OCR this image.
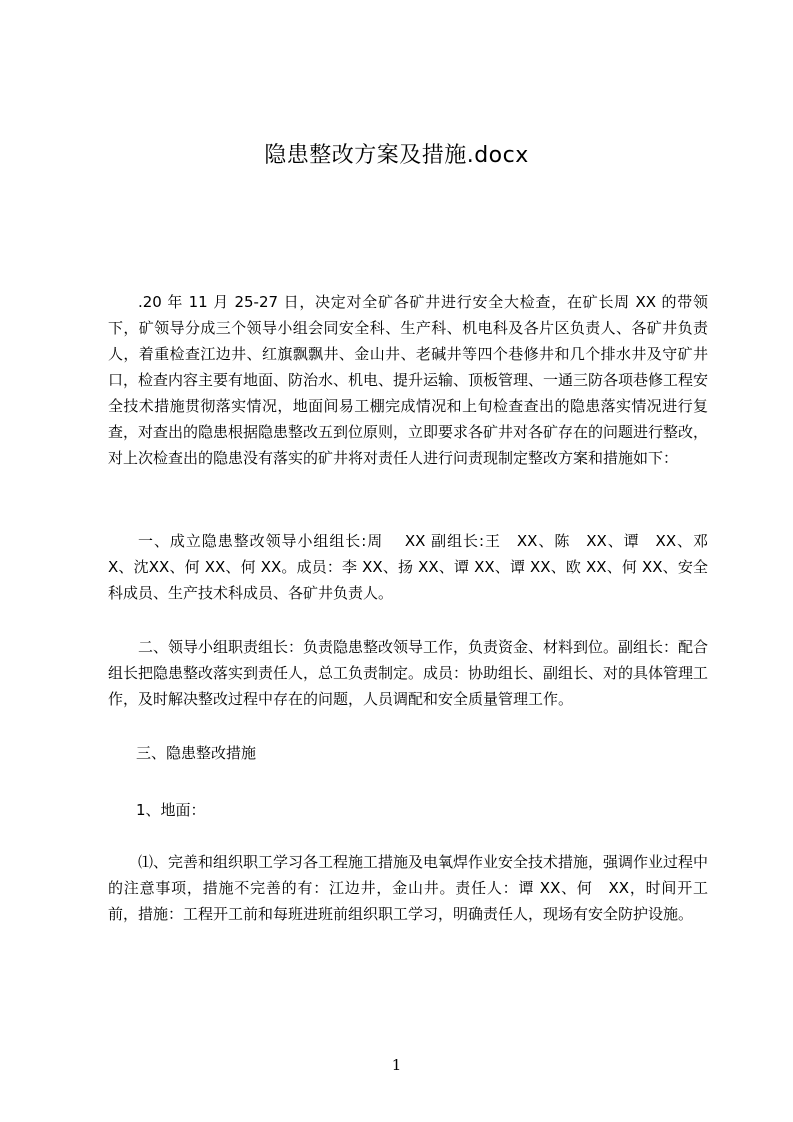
隐患整改方案及措施.docx
.20 年 11 月 25-27 日，决定对全矿各矿井进行安全大检查，在矿长周 XX 的带领下，矿领导分成三个领导小组会同安全科、生产科、机电科及各片区负责人、各矿井负责人，着重检查江边井、红旗飘飘井、金山井、老碱井等四个巷修井和几个排水井及守矿井口，检查内容主要有地面、防治水、机电、提升运输、顶板管理、一通三防各项巷修工程安全技术措施贯彻落实情况，地面间易工棚完成情况和上旬检查查出的隐患落实情况进行复查，对查出的隐患根据隐患整改五到位原则，立即要求各矿井对各矿存在的问题进行整改，对上次检查出的隐患没有落实的矿井将对责任人进行问责现制定整改方案和措施如下：
一、成立隐患整改领导小组组长:周　 XX 副组长:王　XX、陈　XX、谭　XX、邓　X、沈XX、何 XX、何 XX。成员：李 XX、扬 XX、谭 XX、谭 XX、欧 XX、何 XX、安全科成员、生产技术科成员、各矿井负责人。
二、领导小组职责组长：负责隐患整改领导工作，负责资金、材料到位。副组长：配合组长把隐患整改落实到责任人，总工负责制定。成员：协助组长、副组长、对的具体管理工作，及时解决整改过程中存在的问题，人员调配和安全质量管理工作。
三、隐患整改措施
1、地面：
⑴、完善和组织职工学习各工程施工措施及电氧焊作业安全技术措施，强调作业过程中的注意事项，措施不完善的有：江边井，金山井。责任人：谭 XX、何　XX，时间开工前，措施：工程开工前和每班进班前组织职工学习，明确责任人，现场有安全防护设施。
1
____
■ Exercise objective ■
Pictures appear in the records above. Output everything except them, exactly.

■ Result for this task ■
OCR this image.
隐患整改方案及措施.docx
.20 年 11 月 25-27 日，决定对全矿各矿井进行安全大检查，在矿长周 XX 的带领下，矿领导分成三个领导小组会同安全科、生产科、机电科及各片区负责人、各矿井负责人，着重检查江边井、红旗飘飘井、金山井、老碱井等四个巷修井和几个排水井及守矿井口，检查内容主要有地面、防治水、机电、提升运输、顶板管理、一通三防各项巷修工程安全技术措施贯彻落实情况，地面间易工棚完成情况和上旬检查查出的隐患落实情况进行复查，对查出的隐患根据隐患整改五到位原则，立即要求各矿井对各矿存在的问题进行整改，对上次检查出的隐患没有落实的矿井将对责任人进行问责现制定整改方案和措施如下：
一、成立隐患整改领导小组组长:周　 XX 副组长:王　XX、陈　XX、谭　XX、邓　X、沈XX、何 XX、何 XX。成员：李 XX、扬 XX、谭 XX、谭 XX、欧 XX、何 XX、安全科成员、生产技术科成员、各矿井负责人。
二、领导小组职责组长：负责隐患整改领导工作，负责资金、材料到位。副组长：配合组长把隐患整改落实到责任人，总工负责制定。成员：协助组长、副组长、对的具体管理工作，及时解决整改过程中存在的问题，人员调配和安全质量管理工作。
三、隐患整改措施
1、地面：
⑴、完善和组织职工学习各工程施工措施及电氧焊作业安全技术措施，强调作业过程中的注意事项，措施不完善的有：江边井，金山井。责任人：谭 XX、何　XX，时间开工前，措施：工程开工前和每班进班前组织职工学习，明确责任人，现场有安全防护设施。
1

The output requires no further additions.